● REQUIRED TASK
Return the count of lines with the string "color" in them, and nothing else.
+---+
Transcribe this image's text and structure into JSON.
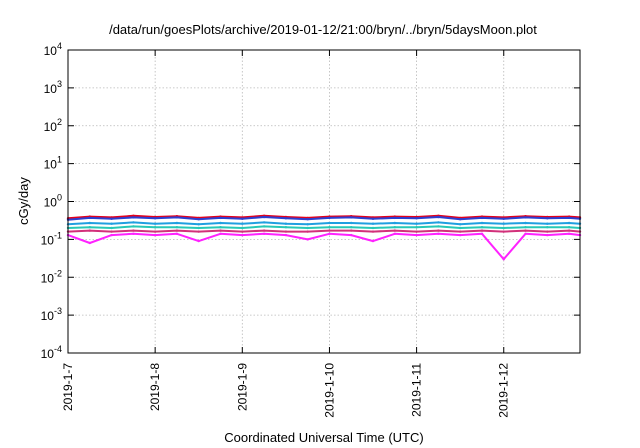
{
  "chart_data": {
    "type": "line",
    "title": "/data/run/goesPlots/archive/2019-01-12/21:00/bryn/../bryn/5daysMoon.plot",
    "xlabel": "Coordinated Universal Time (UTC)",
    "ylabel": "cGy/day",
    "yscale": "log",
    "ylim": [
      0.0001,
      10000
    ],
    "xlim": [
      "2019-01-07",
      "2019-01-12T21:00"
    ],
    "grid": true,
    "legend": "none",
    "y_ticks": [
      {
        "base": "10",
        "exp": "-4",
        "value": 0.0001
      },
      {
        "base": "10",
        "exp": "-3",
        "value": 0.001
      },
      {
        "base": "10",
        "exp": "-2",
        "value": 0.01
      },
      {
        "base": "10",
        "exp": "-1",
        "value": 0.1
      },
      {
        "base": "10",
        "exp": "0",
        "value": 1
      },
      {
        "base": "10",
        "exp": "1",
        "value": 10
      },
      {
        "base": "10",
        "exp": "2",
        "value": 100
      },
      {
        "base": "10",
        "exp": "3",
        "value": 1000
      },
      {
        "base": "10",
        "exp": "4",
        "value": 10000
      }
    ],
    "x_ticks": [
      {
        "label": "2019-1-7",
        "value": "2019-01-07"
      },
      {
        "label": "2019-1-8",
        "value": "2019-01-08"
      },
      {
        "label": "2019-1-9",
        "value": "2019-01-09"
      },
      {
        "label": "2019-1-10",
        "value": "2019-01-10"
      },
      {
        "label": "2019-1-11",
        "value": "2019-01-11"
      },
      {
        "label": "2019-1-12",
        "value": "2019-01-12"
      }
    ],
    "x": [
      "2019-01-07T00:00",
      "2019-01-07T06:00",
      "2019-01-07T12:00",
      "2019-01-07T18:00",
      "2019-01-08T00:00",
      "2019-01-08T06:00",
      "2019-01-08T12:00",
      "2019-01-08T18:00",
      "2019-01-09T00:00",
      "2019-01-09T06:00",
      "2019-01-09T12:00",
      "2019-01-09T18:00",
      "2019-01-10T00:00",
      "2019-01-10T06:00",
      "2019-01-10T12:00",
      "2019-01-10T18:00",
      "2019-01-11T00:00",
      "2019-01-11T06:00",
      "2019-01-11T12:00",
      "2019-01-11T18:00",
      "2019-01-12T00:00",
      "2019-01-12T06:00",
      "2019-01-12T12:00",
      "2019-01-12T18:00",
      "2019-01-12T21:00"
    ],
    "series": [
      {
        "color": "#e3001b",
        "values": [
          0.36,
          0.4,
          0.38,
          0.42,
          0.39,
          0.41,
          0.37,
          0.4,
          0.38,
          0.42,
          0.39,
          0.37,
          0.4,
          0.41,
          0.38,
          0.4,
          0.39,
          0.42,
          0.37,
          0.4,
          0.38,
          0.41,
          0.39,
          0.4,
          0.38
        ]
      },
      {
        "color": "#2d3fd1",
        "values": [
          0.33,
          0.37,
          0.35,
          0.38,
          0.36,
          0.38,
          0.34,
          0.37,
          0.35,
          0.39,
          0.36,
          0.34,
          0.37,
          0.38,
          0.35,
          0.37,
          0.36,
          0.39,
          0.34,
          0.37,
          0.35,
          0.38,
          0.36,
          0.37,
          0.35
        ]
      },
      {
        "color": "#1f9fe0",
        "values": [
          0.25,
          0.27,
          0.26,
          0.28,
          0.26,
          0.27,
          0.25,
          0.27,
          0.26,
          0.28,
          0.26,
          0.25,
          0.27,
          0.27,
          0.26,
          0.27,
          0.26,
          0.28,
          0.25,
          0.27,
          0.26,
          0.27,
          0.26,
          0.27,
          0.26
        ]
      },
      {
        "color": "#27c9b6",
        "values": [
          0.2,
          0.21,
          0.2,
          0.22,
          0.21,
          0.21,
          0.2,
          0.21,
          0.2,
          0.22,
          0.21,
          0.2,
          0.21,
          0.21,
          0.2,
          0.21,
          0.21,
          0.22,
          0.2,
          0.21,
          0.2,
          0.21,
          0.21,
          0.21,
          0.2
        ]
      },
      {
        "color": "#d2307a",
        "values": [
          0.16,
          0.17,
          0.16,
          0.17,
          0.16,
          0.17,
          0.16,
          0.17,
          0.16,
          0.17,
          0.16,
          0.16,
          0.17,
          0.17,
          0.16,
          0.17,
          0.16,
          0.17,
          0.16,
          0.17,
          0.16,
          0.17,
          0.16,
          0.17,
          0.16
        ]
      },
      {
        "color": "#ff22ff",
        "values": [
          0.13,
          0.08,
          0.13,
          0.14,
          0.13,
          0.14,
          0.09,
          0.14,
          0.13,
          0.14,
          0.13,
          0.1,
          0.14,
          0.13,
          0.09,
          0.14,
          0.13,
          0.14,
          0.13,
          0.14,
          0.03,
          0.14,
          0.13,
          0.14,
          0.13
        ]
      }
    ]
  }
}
+---+
● THE OUTPUT
6